» **WORK TO COMPLETE**: Set out every line bearing the string "title".
--- SUPPLIED RECORDS ---
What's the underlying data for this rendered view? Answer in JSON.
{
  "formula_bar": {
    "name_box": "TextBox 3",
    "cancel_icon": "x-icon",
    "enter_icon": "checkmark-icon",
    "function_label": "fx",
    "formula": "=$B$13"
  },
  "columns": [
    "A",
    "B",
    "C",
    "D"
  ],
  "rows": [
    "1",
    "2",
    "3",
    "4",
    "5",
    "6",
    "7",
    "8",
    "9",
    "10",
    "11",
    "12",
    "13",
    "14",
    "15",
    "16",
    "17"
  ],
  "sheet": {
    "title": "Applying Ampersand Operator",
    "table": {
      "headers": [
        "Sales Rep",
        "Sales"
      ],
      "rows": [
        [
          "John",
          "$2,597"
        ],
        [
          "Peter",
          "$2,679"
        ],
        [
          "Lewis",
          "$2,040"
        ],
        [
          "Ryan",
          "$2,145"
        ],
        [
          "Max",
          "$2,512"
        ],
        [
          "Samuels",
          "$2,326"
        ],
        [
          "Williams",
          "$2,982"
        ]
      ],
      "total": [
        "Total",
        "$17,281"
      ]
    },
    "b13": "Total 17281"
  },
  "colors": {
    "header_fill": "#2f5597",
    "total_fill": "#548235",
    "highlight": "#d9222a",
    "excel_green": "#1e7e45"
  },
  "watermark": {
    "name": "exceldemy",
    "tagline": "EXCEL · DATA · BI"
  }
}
---
--- SUPPLIED RECORDS ---
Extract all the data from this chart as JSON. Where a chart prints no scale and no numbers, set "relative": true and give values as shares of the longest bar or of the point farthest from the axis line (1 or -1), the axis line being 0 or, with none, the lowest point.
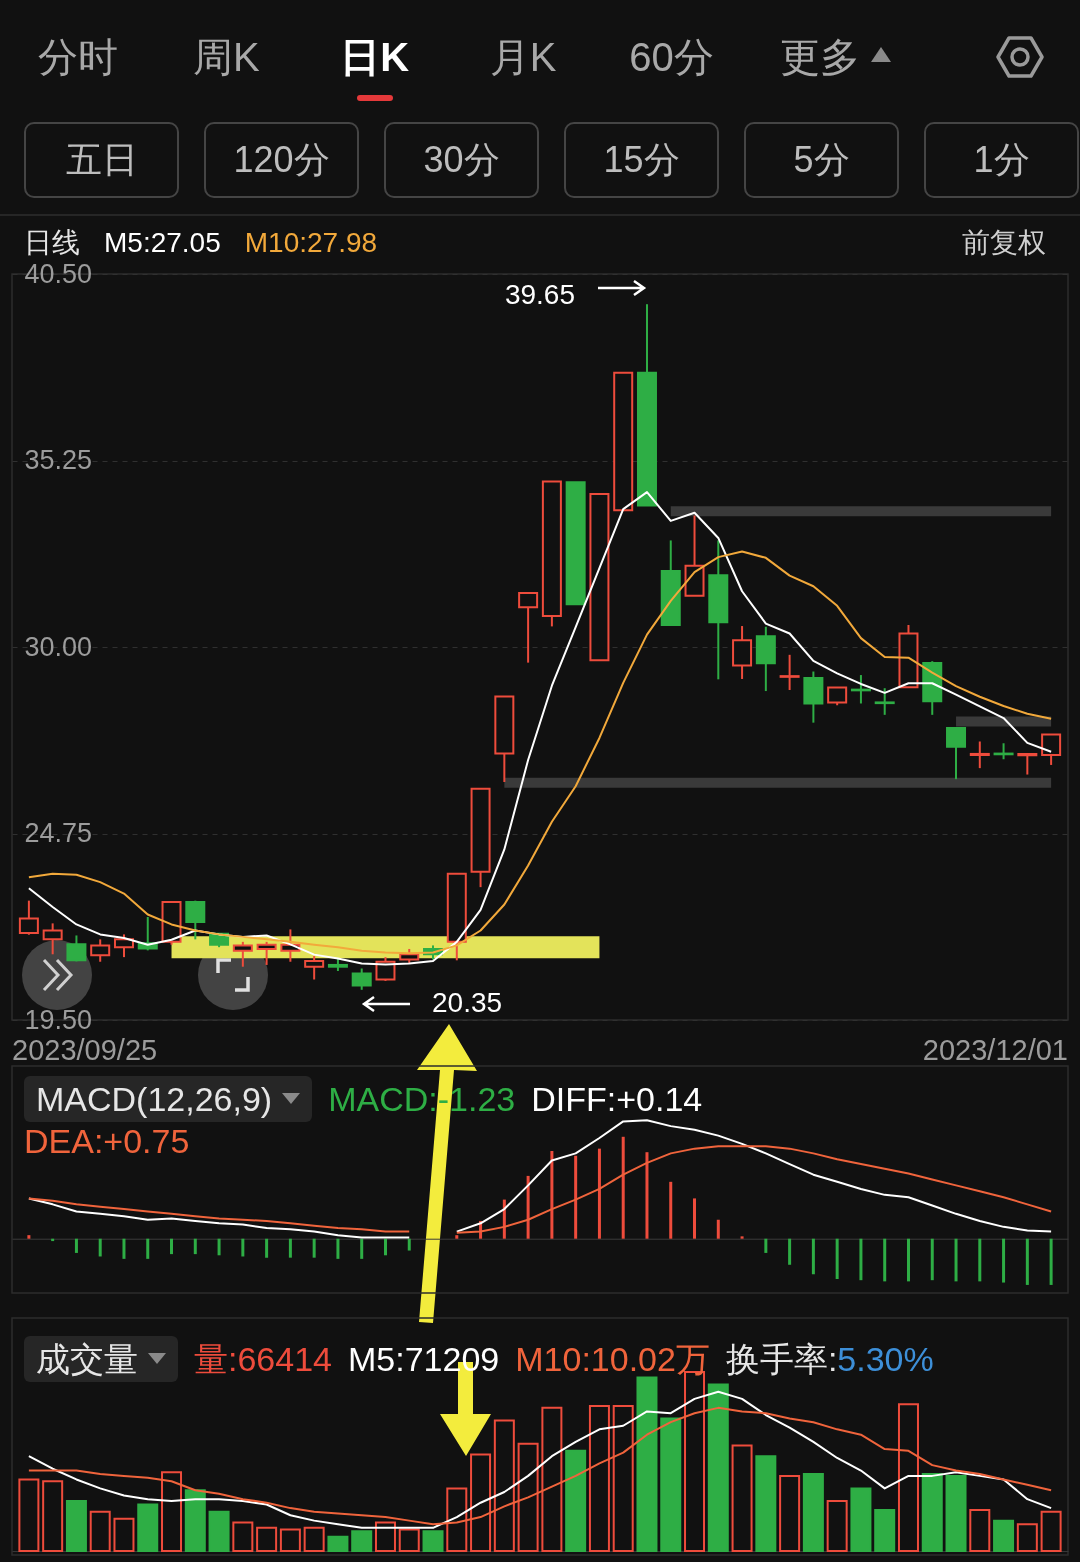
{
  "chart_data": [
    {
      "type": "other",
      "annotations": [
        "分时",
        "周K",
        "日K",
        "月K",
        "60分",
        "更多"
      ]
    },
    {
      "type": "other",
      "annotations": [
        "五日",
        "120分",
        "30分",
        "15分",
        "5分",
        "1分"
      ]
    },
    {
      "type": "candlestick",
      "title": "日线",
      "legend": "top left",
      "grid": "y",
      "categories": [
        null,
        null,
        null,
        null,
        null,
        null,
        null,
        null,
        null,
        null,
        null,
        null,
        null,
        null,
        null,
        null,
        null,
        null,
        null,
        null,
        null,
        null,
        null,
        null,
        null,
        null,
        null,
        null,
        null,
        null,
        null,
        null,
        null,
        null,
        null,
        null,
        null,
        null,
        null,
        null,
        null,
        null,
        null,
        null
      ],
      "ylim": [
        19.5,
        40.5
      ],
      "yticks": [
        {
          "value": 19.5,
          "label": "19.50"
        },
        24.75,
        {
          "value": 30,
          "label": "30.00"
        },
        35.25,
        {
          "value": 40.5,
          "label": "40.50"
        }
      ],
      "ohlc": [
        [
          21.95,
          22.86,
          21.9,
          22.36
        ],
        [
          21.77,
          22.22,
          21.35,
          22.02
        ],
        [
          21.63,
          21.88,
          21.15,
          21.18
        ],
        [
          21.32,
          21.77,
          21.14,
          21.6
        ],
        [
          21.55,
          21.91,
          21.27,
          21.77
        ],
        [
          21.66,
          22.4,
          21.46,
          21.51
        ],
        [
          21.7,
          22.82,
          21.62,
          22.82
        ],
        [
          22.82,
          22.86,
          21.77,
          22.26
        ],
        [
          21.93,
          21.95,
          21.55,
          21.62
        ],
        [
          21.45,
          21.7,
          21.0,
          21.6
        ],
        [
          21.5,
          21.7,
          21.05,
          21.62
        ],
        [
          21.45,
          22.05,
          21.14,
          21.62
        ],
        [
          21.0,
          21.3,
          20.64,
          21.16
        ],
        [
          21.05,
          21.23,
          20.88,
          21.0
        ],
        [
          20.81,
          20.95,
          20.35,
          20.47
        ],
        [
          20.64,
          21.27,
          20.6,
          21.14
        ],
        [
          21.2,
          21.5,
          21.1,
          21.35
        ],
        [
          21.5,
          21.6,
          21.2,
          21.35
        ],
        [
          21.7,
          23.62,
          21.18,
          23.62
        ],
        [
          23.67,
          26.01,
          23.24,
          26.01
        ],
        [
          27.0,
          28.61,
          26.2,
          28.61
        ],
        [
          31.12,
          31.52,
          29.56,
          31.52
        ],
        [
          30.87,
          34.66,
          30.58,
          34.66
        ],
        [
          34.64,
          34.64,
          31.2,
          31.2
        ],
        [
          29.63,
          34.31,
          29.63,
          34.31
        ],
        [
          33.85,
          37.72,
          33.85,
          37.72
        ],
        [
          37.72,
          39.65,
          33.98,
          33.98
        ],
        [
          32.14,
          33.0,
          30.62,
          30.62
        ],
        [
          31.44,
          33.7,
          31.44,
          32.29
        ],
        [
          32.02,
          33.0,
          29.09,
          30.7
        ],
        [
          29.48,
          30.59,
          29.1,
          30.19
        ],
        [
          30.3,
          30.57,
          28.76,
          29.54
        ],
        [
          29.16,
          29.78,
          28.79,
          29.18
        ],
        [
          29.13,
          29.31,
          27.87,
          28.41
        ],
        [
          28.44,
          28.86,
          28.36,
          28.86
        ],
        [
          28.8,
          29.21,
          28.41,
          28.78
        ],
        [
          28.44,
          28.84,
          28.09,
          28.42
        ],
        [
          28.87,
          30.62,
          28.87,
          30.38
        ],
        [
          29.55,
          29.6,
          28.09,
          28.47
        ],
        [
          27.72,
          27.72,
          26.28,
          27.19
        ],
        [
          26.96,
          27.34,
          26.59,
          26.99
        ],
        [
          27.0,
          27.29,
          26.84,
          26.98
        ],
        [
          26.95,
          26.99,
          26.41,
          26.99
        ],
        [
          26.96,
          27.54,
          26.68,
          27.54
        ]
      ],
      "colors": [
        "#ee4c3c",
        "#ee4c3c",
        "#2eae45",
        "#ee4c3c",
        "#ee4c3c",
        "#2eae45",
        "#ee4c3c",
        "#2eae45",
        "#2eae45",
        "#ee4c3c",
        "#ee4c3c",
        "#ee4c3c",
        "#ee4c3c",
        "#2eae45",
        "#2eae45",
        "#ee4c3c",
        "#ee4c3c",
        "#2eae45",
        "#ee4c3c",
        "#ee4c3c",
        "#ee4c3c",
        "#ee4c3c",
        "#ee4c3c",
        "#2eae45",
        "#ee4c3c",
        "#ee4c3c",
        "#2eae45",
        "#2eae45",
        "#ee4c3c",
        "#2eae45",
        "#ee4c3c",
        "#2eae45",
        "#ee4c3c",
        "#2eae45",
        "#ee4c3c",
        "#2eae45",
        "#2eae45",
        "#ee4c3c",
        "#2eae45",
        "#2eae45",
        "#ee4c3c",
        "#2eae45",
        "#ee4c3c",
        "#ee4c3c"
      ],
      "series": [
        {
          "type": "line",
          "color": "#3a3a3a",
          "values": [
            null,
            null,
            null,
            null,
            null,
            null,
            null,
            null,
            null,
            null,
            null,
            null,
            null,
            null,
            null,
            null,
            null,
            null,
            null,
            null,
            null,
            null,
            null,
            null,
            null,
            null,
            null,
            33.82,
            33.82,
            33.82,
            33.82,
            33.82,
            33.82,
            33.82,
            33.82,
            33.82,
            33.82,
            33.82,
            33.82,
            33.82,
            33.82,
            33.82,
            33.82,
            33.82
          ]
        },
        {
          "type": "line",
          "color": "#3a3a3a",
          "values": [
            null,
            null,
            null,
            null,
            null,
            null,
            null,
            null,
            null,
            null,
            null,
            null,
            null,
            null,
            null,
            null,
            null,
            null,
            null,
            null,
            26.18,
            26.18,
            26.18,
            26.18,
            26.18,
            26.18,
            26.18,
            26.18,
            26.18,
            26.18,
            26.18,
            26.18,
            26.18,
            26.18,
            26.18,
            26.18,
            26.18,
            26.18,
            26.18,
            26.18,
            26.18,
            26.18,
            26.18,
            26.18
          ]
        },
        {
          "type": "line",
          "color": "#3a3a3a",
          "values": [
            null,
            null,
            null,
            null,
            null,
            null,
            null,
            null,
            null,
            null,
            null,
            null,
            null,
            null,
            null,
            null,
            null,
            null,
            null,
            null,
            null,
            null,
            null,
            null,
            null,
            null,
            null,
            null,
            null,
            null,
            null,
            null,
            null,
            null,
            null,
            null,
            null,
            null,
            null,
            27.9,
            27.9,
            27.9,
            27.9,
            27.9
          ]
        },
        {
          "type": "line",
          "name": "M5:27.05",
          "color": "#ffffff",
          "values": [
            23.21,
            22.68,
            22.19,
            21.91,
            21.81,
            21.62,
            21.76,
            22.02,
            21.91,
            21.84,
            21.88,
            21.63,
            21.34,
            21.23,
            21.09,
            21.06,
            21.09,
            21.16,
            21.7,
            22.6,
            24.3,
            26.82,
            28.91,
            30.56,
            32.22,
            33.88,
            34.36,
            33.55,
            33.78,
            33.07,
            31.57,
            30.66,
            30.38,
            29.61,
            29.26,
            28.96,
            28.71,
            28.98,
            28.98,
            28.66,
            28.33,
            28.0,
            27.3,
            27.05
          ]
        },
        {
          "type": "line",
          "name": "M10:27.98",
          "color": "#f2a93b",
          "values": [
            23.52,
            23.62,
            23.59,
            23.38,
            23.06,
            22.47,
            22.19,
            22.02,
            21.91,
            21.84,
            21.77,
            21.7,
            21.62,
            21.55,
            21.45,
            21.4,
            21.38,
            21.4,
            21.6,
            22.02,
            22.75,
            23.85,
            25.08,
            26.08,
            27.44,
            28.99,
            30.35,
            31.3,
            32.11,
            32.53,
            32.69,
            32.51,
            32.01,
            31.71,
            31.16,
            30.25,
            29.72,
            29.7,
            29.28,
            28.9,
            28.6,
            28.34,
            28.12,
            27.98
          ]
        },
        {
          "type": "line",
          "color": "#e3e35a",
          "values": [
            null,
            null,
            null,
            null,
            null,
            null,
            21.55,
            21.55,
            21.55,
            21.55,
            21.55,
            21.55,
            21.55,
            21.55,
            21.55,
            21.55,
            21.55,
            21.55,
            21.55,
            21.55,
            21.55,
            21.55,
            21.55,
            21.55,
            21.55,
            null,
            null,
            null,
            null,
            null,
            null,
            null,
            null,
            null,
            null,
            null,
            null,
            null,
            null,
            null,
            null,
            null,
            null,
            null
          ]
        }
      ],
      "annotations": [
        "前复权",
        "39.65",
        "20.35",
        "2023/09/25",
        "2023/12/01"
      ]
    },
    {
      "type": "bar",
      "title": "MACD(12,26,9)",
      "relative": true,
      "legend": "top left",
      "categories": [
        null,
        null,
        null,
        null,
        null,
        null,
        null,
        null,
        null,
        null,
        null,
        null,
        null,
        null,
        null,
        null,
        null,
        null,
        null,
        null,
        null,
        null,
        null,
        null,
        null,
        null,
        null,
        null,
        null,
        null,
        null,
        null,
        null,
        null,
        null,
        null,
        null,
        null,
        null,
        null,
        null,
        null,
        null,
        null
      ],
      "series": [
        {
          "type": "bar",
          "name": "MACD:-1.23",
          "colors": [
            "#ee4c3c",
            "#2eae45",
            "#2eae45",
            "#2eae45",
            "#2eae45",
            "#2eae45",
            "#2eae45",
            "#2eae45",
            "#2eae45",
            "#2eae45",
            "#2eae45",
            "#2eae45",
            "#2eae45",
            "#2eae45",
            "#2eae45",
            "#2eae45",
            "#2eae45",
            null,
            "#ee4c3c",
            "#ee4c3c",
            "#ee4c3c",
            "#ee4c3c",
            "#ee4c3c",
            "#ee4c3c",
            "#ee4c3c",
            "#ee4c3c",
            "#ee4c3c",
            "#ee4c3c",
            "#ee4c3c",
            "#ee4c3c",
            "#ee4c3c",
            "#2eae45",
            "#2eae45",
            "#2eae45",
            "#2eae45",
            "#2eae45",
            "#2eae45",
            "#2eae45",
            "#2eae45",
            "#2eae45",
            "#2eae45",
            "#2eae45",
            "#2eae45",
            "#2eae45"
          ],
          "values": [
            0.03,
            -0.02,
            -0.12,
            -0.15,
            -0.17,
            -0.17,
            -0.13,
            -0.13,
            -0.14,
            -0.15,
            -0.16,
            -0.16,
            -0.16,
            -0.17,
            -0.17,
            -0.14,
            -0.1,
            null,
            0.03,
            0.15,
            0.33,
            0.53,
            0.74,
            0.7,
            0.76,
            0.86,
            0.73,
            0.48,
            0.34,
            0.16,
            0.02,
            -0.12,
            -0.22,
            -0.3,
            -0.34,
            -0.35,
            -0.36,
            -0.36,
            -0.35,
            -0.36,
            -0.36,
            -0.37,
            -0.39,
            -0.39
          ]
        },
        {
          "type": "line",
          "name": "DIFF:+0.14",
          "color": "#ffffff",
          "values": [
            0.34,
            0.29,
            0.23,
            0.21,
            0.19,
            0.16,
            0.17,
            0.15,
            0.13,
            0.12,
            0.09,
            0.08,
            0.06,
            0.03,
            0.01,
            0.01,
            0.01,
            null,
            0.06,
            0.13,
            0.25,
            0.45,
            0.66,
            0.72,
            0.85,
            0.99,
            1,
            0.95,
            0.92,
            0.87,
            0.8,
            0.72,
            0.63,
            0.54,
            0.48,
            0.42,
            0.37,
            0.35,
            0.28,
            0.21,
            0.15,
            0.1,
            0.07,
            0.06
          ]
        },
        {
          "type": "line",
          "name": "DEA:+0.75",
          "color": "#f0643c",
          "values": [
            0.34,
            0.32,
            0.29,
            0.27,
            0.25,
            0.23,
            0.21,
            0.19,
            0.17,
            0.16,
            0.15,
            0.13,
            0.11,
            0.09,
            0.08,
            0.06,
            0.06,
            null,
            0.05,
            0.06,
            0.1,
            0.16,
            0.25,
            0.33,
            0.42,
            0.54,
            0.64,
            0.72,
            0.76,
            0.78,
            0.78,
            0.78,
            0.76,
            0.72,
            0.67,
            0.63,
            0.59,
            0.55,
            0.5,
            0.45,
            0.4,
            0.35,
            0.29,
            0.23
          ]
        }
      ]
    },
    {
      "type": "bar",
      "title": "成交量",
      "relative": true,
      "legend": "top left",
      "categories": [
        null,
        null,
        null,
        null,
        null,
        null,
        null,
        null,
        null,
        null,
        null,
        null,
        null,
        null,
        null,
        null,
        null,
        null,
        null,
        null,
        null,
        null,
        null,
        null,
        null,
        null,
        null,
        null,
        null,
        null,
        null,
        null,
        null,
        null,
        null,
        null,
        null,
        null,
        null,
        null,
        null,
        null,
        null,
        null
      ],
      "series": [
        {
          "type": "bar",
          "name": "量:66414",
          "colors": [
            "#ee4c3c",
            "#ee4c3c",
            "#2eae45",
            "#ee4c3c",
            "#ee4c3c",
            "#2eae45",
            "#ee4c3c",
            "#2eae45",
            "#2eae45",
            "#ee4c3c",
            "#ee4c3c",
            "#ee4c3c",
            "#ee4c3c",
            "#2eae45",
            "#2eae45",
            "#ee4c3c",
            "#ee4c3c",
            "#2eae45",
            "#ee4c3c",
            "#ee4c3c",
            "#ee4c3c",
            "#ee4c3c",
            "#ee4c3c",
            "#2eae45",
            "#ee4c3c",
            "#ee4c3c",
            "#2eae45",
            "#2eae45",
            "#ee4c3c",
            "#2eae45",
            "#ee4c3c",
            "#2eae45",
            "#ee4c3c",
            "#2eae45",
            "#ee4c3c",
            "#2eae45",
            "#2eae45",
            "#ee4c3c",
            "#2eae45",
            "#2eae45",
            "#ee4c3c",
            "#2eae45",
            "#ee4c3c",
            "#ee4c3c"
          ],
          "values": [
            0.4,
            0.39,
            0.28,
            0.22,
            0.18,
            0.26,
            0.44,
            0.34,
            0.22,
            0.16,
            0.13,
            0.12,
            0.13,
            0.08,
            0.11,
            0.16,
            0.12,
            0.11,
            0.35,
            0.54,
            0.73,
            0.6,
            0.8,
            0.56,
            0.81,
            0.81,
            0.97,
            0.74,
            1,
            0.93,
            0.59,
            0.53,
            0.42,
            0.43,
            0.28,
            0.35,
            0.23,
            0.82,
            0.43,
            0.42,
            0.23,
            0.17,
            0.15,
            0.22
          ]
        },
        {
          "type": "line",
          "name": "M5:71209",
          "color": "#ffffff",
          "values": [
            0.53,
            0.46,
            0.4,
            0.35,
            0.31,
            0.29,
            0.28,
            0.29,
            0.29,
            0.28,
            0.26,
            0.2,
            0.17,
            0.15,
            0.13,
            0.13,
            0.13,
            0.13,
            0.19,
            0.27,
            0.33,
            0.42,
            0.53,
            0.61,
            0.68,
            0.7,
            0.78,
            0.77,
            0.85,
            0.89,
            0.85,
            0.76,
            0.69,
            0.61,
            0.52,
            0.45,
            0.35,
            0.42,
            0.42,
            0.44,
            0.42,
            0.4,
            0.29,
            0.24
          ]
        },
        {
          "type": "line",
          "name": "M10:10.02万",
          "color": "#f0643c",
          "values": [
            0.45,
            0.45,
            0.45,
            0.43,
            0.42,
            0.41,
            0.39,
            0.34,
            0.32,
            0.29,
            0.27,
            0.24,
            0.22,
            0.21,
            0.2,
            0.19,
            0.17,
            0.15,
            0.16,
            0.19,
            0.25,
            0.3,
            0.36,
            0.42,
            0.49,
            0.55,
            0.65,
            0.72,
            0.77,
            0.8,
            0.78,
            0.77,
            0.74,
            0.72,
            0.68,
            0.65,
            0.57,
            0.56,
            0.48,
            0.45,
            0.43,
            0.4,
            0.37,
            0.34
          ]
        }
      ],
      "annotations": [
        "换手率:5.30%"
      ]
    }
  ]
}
---
» **PROBLEM SOLUTION**:
    "title": "Applying Ampersand Operator",
      "title": "日线",
      "title": "MACD(12,26,9)",
      "title": "成交量",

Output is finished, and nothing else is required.